[Dataset entries]
- - -
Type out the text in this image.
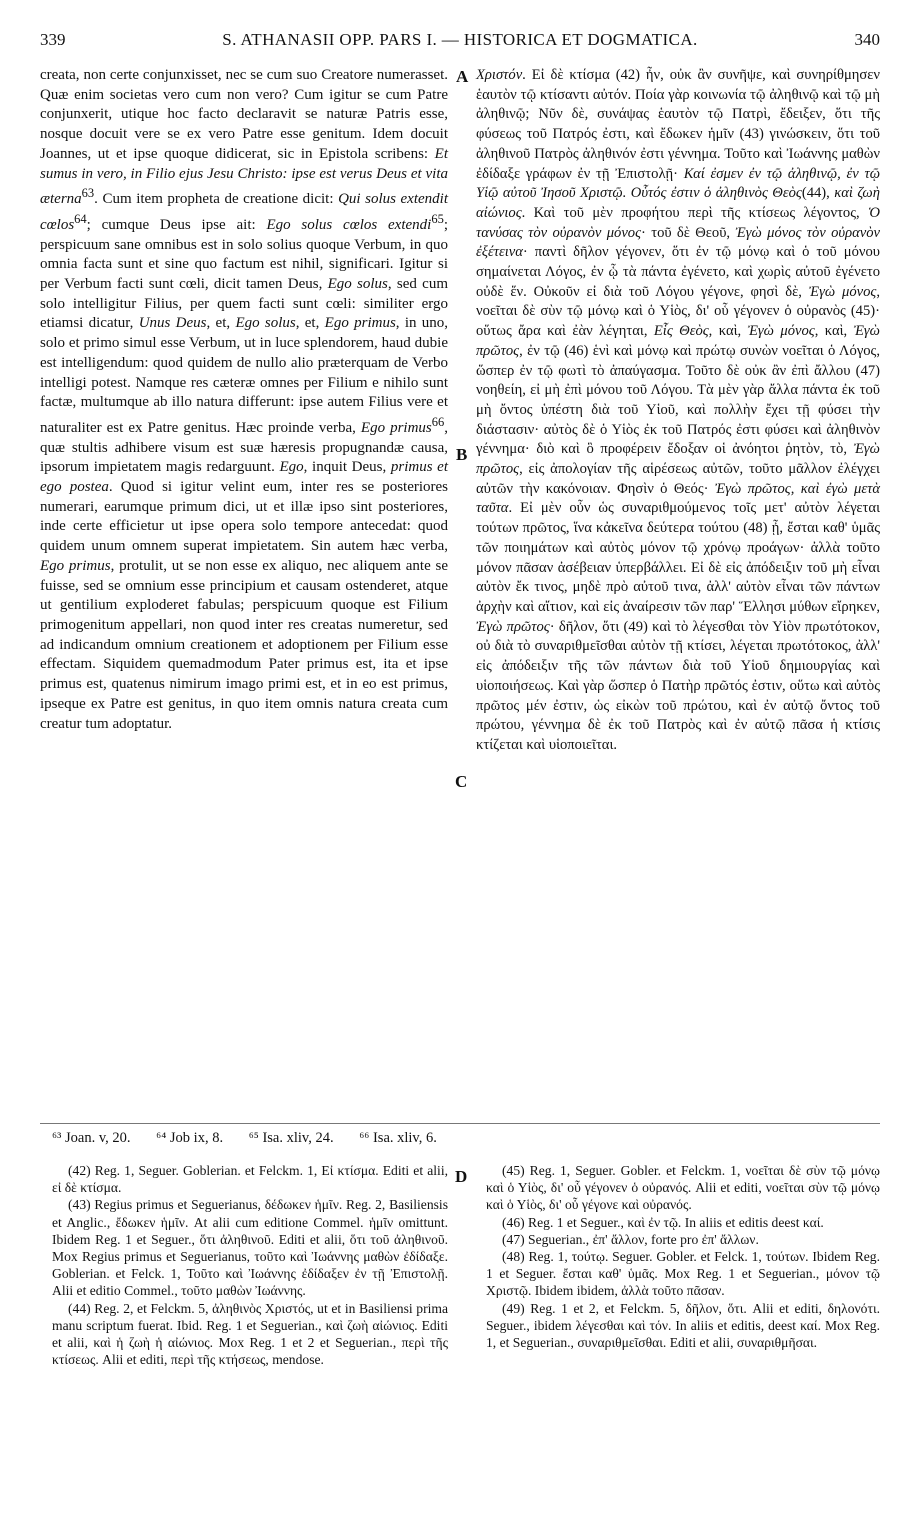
339	S. ATHANASII OPP. PARS I. — HISTORICA ET DOGMATICA.	340
A
B
C
D

creata, non certe conjunxisset, nec se cum suo Creatore numerasset. Quæ enim societas vero cum non vero? Cum igitur se cum Patre conjunxerit, utique hoc facto declaravit se naturæ Patris esse, nosque docuit vere se ex vero Patre esse genitum. Idem docuit Joannes, ut et ipse quoque didicerat, sic in Epistola scribens: Et sumus in vero, in Filio ejus Jesu Christo: ipse est verus Deus et vita æterna$^{63}$. Cum item propheta de creatione dicit: Qui solus extendit cœlos$^{64}$; cumque Deus ipse ait: Ego solus cœlos extendi$^{65}$; perspicuum sane omnibus est in solo solius quoque Verbum, in quo omnia facta sunt et sine quo factum est nihil, significari. Igitur si per Verbum facti sunt cœli, dicit tamen Deus, Ego solus, sed cum solo intelligitur Filius, per quem facti sunt cœli: similiter ergo etiamsi dicatur, Unus Deus, et, Ego solus, et, Ego primus, in uno, solo et primo simul esse Verbum, ut in luce splendorem, haud dubie est intelligendum: quod quidem de nullo alio præterquam de Verbo intelligi potest. Namque res cæteræ omnes per Filium e nihilo sunt factæ, multumque ab illo natura differunt: ipse autem Filius vere et naturaliter est ex Patre genitus. Hæc proinde verba, Ego primus$^{66}$, quæ stultis adhibere visum est suæ hæresis propugnandæ causa, ipsorum impietatem magis redarguunt. Ego, inquit Deus, primus et ego postea. Quod si igitur velint eum, inter res se posteriores numerari, earumque primum dici, ut et illæ ipso sint posteriores, inde certe efficietur ut ipse opera solo tempore antecedat: quod quidem unum omnem superat impietatem. Sin autem hæc verba, Ego primus, protulit, ut se non esse ex aliquo, nec aliquem ante se fuisse, sed se omnium esse principium et causam ostenderet, atque ut gentilium exploderet fabulas; perspicuum quoque est Filium primogenitum appellari, non quod inter res creatas numeretur, sed ad indicandum omnium creationem et adoptionem per Filium esse effectam. Siquidem quemadmodum Pater primus est, ita et ipse primus est, quatenus nimirum imago primi est, et in eo est primus, ipseque ex Patre est genitus, in quo item omnis natura creata cum creatur tum adoptatur.

Χριστόν. Εἰ δὲ κτίσμα (42) ἦν, οὐκ ἂν συνῆψε, καὶ συνηρίθμησεν ἑαυτὸν τῷ κτίσαντι αὐτόν. Ποία γὰρ κοινωνία τῷ ἀληθινῷ καὶ τῷ μὴ ἀληθινῷ; Νῦν δὲ, συνάψας ἑαυτὸν τῷ Πατρὶ, ἔδειξεν, ὅτι τῆς φύσεως τοῦ Πατρός ἐστι, καὶ ἔδωκεν ἡμῖν (43) γινώσκειν, ὅτι τοῦ ἀληθινοῦ Πατρὸς ἀληθινόν ἐστι γέννημα. Τοῦτο καὶ Ἰωάννης μαθὼν ἐδίδαξε γράφων ἐν τῇ Ἐπιστολῇ· Καί ἐσμεν ἐν τῷ ἀληθινῷ, ἐν τῷ Υἱῷ αὐτοῦ Ἰησοῦ Χριστῷ. Οὗτός ἐστιν ὁ ἀληθινὸς Θεὸς(44), καὶ ζωὴ αἰώνιος. Καὶ τοῦ μὲν προφήτου περὶ τῆς κτίσεως λέγοντος, Ὁ τανύσας τὸν οὐρανὸν μόνος· τοῦ δὲ Θεοῦ, Ἐγὼ μόνος τὸν οὐρανὸν ἐξέτεινα· παντὶ δῆλον γέγονεν, ὅτι ἐν τῷ μόνῳ καὶ ὁ τοῦ μόνου σημαίνεται Λόγος, ἐν ᾧ τὰ πάντα ἐγένετο, καὶ χωρὶς αὐτοῦ ἐγένετο οὐδὲ ἕν. Οὐκοῦν εἰ διὰ τοῦ Λόγου γέγονε, φησὶ δὲ, Ἐγὼ μόνος, νοεῖται δὲ σὺν τῷ μόνῳ καὶ ὁ Υἱὸς, δι' οὗ γέγονεν ὁ οὐρανὸς (45)· οὕτως ἄρα καὶ ἐὰν λέγηται, Εἷς Θεὸς, καὶ, Ἐγὼ μόνος, καὶ, Ἐγὼ πρῶτος, ἐν τῷ (46) ἑνὶ καὶ μόνῳ καὶ πρώτῳ συνὼν νοεῖται ὁ Λόγος, ὥσπερ ἐν τῷ φωτὶ τὸ ἀπαύγασμα. Τοῦτο δὲ οὐκ ἂν ἐπὶ ἄλλου (47) νοηθείη, εἰ μὴ ἐπὶ μόνου τοῦ Λόγου. Τὰ μὲν γὰρ ἄλλα πάντα ἐκ τοῦ μὴ ὄντος ὑπέστη διὰ τοῦ Υἱοῦ, καὶ πολλὴν ἔχει τῇ φύσει τὴν διάστασιν· αὐτὸς δὲ ὁ Υἱὸς ἐκ τοῦ Πατρός ἐστι φύσει καὶ ἀληθινὸν γέννημα· διὸ καὶ ὃ προφέρειν ἔδοξαν οἱ ἀνόητοι ῥητὸν, τὸ, Ἐγὼ πρῶτος, εἰς ἀπολογίαν τῆς αἱρέσεως αὐτῶν, τοῦτο μᾶλλον ἐλέγχει αὐτῶν τὴν κακόνοιαν. Φησὶν ὁ Θεός· Ἐγὼ πρῶτος, καὶ ἐγὼ μετὰ ταῦτα. Εἰ μὲν οὖν ὡς συναριθμούμενος τοῖς μετ' αὐτὸν λέγεται τούτων πρῶτος, ἵνα κἀκεῖνα δεύτερα τούτου (48) ᾖ, ἔσται καθ' ὑμᾶς τῶν ποιημάτων καὶ αὐτὸς μόνον τῷ χρόνῳ προάγων· ἀλλὰ τοῦτο μόνον πᾶσαν ἀσέβειαν ὑπερβάλλει. Εἰ δὲ εἰς ἀπόδειξιν τοῦ μὴ εἶναι αὐτὸν ἔκ τινος, μηδὲ πρὸ αὐτοῦ τινα, ἀλλ' αὐτὸν εἶναι τῶν πάντων ἀρχὴν καὶ αἴτιον, καὶ εἰς ἀναίρεσιν τῶν παρ' Ἕλλησι μύθων εἴρηκεν, Ἐγὼ πρῶτος· δῆλον, ὅτι (49) καὶ τὸ λέγεσθαι τὸν Υἱὸν πρωτότοκον, οὐ διὰ τὸ συναριθμεῖσθαι αὐτὸν τῇ κτίσει, λέγεται πρωτότοκος, ἀλλ' εἰς ἀπόδειξιν τῆς τῶν πάντων διὰ τοῦ Υἱοῦ δημιουργίας καὶ υἱοποιήσεως. Καὶ γὰρ ὥσπερ ὁ Πατὴρ πρῶτός ἐστιν, οὕτω καὶ αὐτὸς πρῶτος μέν ἐστιν, ὡς εἰκὼν τοῦ πρώτου, καὶ ἐν αὐτῷ ὄντος τοῦ πρώτου, γέννημα δὲ ἐκ τοῦ Πατρὸς καὶ ἐν αὐτῷ πᾶσα ἡ κτίσις κτίζεται καὶ υἱοποιεῖται.

⁶³ Joan. v, 20. ⁶⁴ Job ix, 8. ⁶⁵ Isa. xliv, 24. ⁶⁶ Isa. xliv, 6.

(42) Reg. 1, Seguer. Goblerian. et Felckm. 1, Εἰ κτίσμα. Editi et alii, εἰ δὲ κτίσμα.

(43) Regius primus et Seguerianus, δέδωκεν ἡμῖν. Reg. 2, Basiliensis et Anglic., ἔδωκεν ἡμῖν. At alii cum editione Commel. ἡμῖν omittunt. Ibidem Reg. 1 et Seguer., ὅτι ἀληθινοῦ. Editi et alii, ὅτι τοῦ ἀληθινοῦ. Mox Regius primus et Seguerianus, τοῦτο καὶ Ἰωάννης μαθὼν ἐδίδαξε. Goblerian. et Felck. 1, Τοῦτο καὶ Ἰωάννης ἐδίδαξεν ἐν τῇ Ἐπιστολῇ. Alii et editio Commel., τοῦτο μαθὼν Ἰωάννης.

(44) Reg. 2, et Felckm. 5, ἀληθινὸς Χριστός, ut et in Basiliensi prima manu scriptum fuerat. Ibid. Reg. 1 et Seguerian., καὶ ζωὴ αἰώνιος. Editi et alii, καὶ ἡ ζωὴ ἡ αἰώνιος. Mox Reg. 1 et 2 et Seguerian., περὶ τῆς κτίσεως. Alii et editi, περὶ τῆς κτήσεως, mendose.

(45) Reg. 1, Seguer. Gobler. et Felckm. 1, νοεῖται δὲ σὺν τῷ μόνῳ καὶ ὁ Υἱὸς, δι' οὗ γέγονεν ὁ οὐρανός. Alii et editi, νοεῖται σὺν τῷ μόνῳ καὶ ὁ Υἱὸς, δι' οὗ γέγονε καὶ οὐρανός.

(46) Reg. 1 et Seguer., καὶ ἐν τῷ. In aliis et editis deest καί.

(47) Seguerian., ἐπ' ἄλλον, forte pro ἐπ' ἄλλων.

(48) Reg. 1, τούτῳ. Seguer. Gobler. et Felck. 1, τούτων. Ibidem Reg. 1 et Seguer. ἔσται καθ' ὑμᾶς. Mox Reg. 1 et Seguerian., μόνον τῷ Χριστῷ. Ibidem ibidem, ἀλλὰ τοῦτο πᾶσαν.

(49) Reg. 1 et 2, et Felckm. 5, δῆλον, ὅτι. Alii et editi, δηλονότι. Seguer., ibidem λέγεσθαι καὶ τόν. In aliis et editis, deest καί. Mox Reg. 1, et Seguerian., συναριθμεῖσθαι. Editi et alii, συναριθμῆσαι.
- - -
## EXERCISE DIRECTIONS
Copy every line above in which the string "Felckm" shows up.

## ANSWER IN FULL
(42) Reg. 1, Seguer. Goblerian. et Felckm. 1, Εἰ κτίσμα. Editi et alii, εἰ δὲ κτίσμα.
(44) Reg. 2, et Felckm. 5, ἀληθινὸς Χριστός, ut et in Basiliensi prima manu scriptum fuerat. Ibid. Reg. 1 et Seguerian., καὶ ζωὴ αἰώνιος. Editi et alii, καὶ ἡ ζωὴ ἡ αἰώνιος. Mox Reg. 1 et 2 et Seguerian., περὶ τῆς κτίσεως. Alii et editi, περὶ τῆς κτήσεως, mendose.
(45) Reg. 1, Seguer. Gobler. et Felckm. 1, νοεῖται δὲ σὺν τῷ μόνῳ καὶ ὁ Υἱὸς, δι' οὗ γέγονεν ὁ οὐρανός. Alii et editi, νοεῖται σὺν τῷ μόνῳ καὶ ὁ Υἱὸς, δι' οὗ γέγονε καὶ οὐρανός.
(49) Reg. 1 et 2, et Felckm. 5, δῆλον, ὅτι. Alii et editi, δηλονότι. Seguer., ibidem λέγεσθαι καὶ τόν. In aliis et editis, deest καί. Mox Reg. 1, et Seguerian., συναριθμεῖσθαι. Editi et alii, συναριθμῆσαι.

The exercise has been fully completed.